The request -
Copy every line from the material below that holds "title".

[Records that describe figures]
================================

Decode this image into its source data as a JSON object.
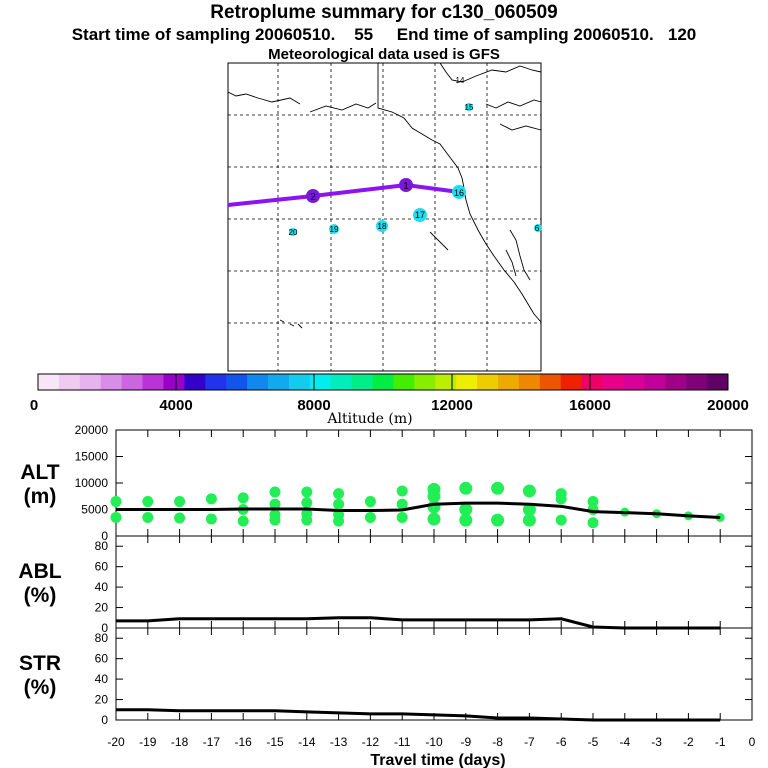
{
  "header": {
    "title": "Retroplume summary for c130_060509",
    "sampling": "Start time of sampling 20060510.    55     End time of sampling 20060510.   120",
    "met": "Meteorological data used is GFS"
  },
  "colorbar": {
    "label": "Altitude  (m)",
    "ticks": [
      "0",
      "4000",
      "8000",
      "12000",
      "16000",
      "20000"
    ],
    "colors": [
      "#f7e6f7",
      "#efccef",
      "#e7b3ef",
      "#d88de8",
      "#cc66e0",
      "#b933d8",
      "#9900cc",
      "#3300cc",
      "#2233ee",
      "#1155ee",
      "#1188ee",
      "#11aaee",
      "#11ccee",
      "#00eeee",
      "#00eebb",
      "#00ee88",
      "#00ee44",
      "#44ee00",
      "#88ee00",
      "#bbee00",
      "#eeee00",
      "#eecc00",
      "#eeaa00",
      "#ee8800",
      "#ee5500",
      "#ee2200",
      "#ee0066",
      "#e80088",
      "#d80099",
      "#c00099",
      "#a00088",
      "#800077",
      "#600066"
    ]
  },
  "map": {
    "path_labels": [
      "2",
      "1",
      "16"
    ],
    "day_labels": [
      {
        "text": "14"
      },
      {
        "text": "15"
      },
      {
        "text": "17"
      },
      {
        "text": "18"
      },
      {
        "text": "19"
      },
      {
        "text": "20"
      },
      {
        "text": "6"
      }
    ]
  },
  "chart_data": [
    {
      "type": "scatter",
      "title": "ALT",
      "ylabel": "ALT\n(m)",
      "ylim": [
        0,
        20000
      ],
      "yticks": [
        "0",
        "5000",
        "10000",
        "15000",
        "20000"
      ],
      "x": [
        -20,
        -19,
        -18,
        -17,
        -16,
        -15,
        -14,
        -13,
        -12,
        -11,
        -10,
        -9,
        -8,
        -7,
        -6,
        -5,
        -4,
        -3,
        -2,
        -1
      ],
      "median_line": [
        5000,
        5000,
        5000,
        5000,
        5100,
        5100,
        5100,
        4800,
        4800,
        4900,
        6000,
        6200,
        6200,
        6000,
        5600,
        4600,
        4400,
        4200,
        3800,
        3500
      ],
      "clusters": [
        {
          "x": -20,
          "alts": [
            6500,
            3500
          ]
        },
        {
          "x": -19,
          "alts": [
            6500,
            3500
          ]
        },
        {
          "x": -18,
          "alts": [
            6500,
            3400
          ]
        },
        {
          "x": -17,
          "alts": [
            7000,
            3200
          ]
        },
        {
          "x": -16,
          "alts": [
            7200,
            5000,
            2800
          ]
        },
        {
          "x": -15,
          "alts": [
            8300,
            6000,
            4000,
            3000
          ]
        },
        {
          "x": -14,
          "alts": [
            8300,
            6300,
            4200,
            3000
          ]
        },
        {
          "x": -13,
          "alts": [
            8000,
            6000,
            4000,
            2800
          ]
        },
        {
          "x": -12,
          "alts": [
            6500,
            3500
          ]
        },
        {
          "x": -11,
          "alts": [
            8500,
            6000,
            3500
          ]
        },
        {
          "x": -10,
          "alts": [
            8800,
            7500,
            5500,
            3200
          ]
        },
        {
          "x": -9,
          "alts": [
            9000,
            5000,
            3000
          ]
        },
        {
          "x": -8,
          "alts": [
            9000,
            3000
          ]
        },
        {
          "x": -7,
          "alts": [
            8500,
            5000,
            3000
          ]
        },
        {
          "x": -6,
          "alts": [
            8000,
            7000,
            3000
          ]
        },
        {
          "x": -5,
          "alts": [
            6500,
            5000,
            2500
          ]
        },
        {
          "x": -4,
          "alts": [
            4500
          ]
        },
        {
          "x": -3,
          "alts": [
            4200
          ]
        },
        {
          "x": -2,
          "alts": [
            3800
          ]
        },
        {
          "x": -1,
          "alts": [
            3500
          ]
        }
      ]
    },
    {
      "type": "line",
      "title": "ABL",
      "ylabel": "ABL\n(%)",
      "ylim": [
        0,
        90
      ],
      "yticks": [
        "0",
        "20",
        "40",
        "60",
        "80"
      ],
      "x": [
        -20,
        -19,
        -18,
        -17,
        -16,
        -15,
        -14,
        -13,
        -12,
        -11,
        -10,
        -9,
        -8,
        -7,
        -6,
        -5,
        -4,
        -3,
        -2,
        -1
      ],
      "values": [
        7,
        7,
        9,
        9,
        9,
        9,
        9,
        10,
        10,
        8,
        8,
        8,
        8,
        8,
        9,
        1,
        0,
        0,
        0,
        0
      ]
    },
    {
      "type": "line",
      "title": "STR",
      "ylabel": "STR\n(%)",
      "ylim": [
        0,
        90
      ],
      "yticks": [
        "0",
        "20",
        "40",
        "60",
        "80"
      ],
      "x": [
        -20,
        -19,
        -18,
        -17,
        -16,
        -15,
        -14,
        -13,
        -12,
        -11,
        -10,
        -9,
        -8,
        -7,
        -6,
        -5,
        -4,
        -3,
        -2,
        -1
      ],
      "values": [
        10,
        10,
        9,
        9,
        9,
        9,
        8,
        7,
        6,
        6,
        5,
        4,
        2,
        2,
        1,
        0,
        0,
        0,
        0,
        0
      ],
      "xlabel": "Travel time (days)",
      "xticks": [
        "-20",
        "-19",
        "-18",
        "-17",
        "-16",
        "-15",
        "-14",
        "-13",
        "-12",
        "-11",
        "-10",
        "-9",
        "-8",
        "-7",
        "-6",
        "-5",
        "-4",
        "-3",
        "-2",
        "-1",
        "0"
      ]
    }
  ]
}
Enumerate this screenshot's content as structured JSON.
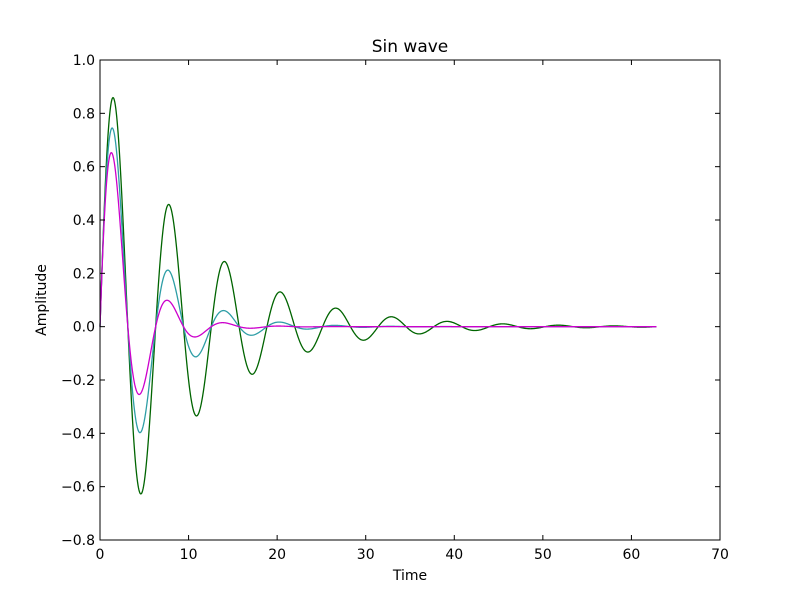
{
  "chart_data": {
    "type": "line",
    "title": "Sin wave",
    "xlabel": "Time",
    "ylabel": "Amplitude",
    "xlim": [
      0,
      70
    ],
    "ylim": [
      -0.8,
      1.0
    ],
    "xticks": [
      0,
      10,
      20,
      30,
      40,
      50,
      60,
      70
    ],
    "yticks": [
      -0.8,
      -0.6,
      -0.4,
      -0.2,
      0.0,
      0.2,
      0.4,
      0.6,
      0.8,
      1.0
    ],
    "xtick_labels": [
      "0",
      "10",
      "20",
      "30",
      "40",
      "50",
      "60",
      "70"
    ],
    "ytick_labels": [
      "−0.8",
      "−0.6",
      "−0.4",
      "−0.2",
      "0.0",
      "0.2",
      "0.4",
      "0.6",
      "0.8",
      "1.0"
    ],
    "grid": false,
    "x_range": [
      0,
      62.83
    ],
    "series": [
      {
        "color": "#006400",
        "function": "exp(-0.1*t)*sin(t)",
        "points": [
          [
            1.3,
            0.86
          ],
          [
            4.5,
            -0.63
          ],
          [
            7.6,
            0.46
          ],
          [
            10.8,
            -0.34
          ],
          [
            14.0,
            0.24
          ],
          [
            17.1,
            -0.18
          ],
          [
            20.4,
            0.13
          ],
          [
            23.5,
            -0.095
          ],
          [
            26.7,
            0.068
          ],
          [
            29.9,
            -0.05
          ],
          [
            33.0,
            0.036
          ],
          [
            36.2,
            -0.026
          ],
          [
            39.3,
            0.019
          ],
          [
            42.5,
            -0.014
          ],
          [
            45.6,
            0.01
          ]
        ]
      },
      {
        "color": "#2e9ea6",
        "function": "exp(-0.2*t)*sin(t)",
        "points": [
          [
            1.3,
            0.75
          ],
          [
            4.5,
            -0.4
          ],
          [
            7.6,
            0.21
          ],
          [
            10.8,
            -0.115
          ],
          [
            14.0,
            0.06
          ],
          [
            17.1,
            -0.032
          ],
          [
            20.4,
            0.017
          ],
          [
            23.5,
            -0.009
          ]
        ]
      },
      {
        "color": "#cc00cc",
        "function": "exp(-0.3*t)*sin(t)",
        "points": [
          [
            1.3,
            0.65
          ],
          [
            4.5,
            -0.25
          ],
          [
            7.6,
            0.098
          ],
          [
            10.8,
            -0.038
          ],
          [
            14.0,
            0.015
          ],
          [
            17.1,
            -0.006
          ]
        ]
      }
    ]
  }
}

================================

Solution for this exercise -
    "title": "Retroplume summary for c130_060509",
      "title": "ALT",
      "title": "ABL",
      "title": "STR",
    "title": "Sin wave",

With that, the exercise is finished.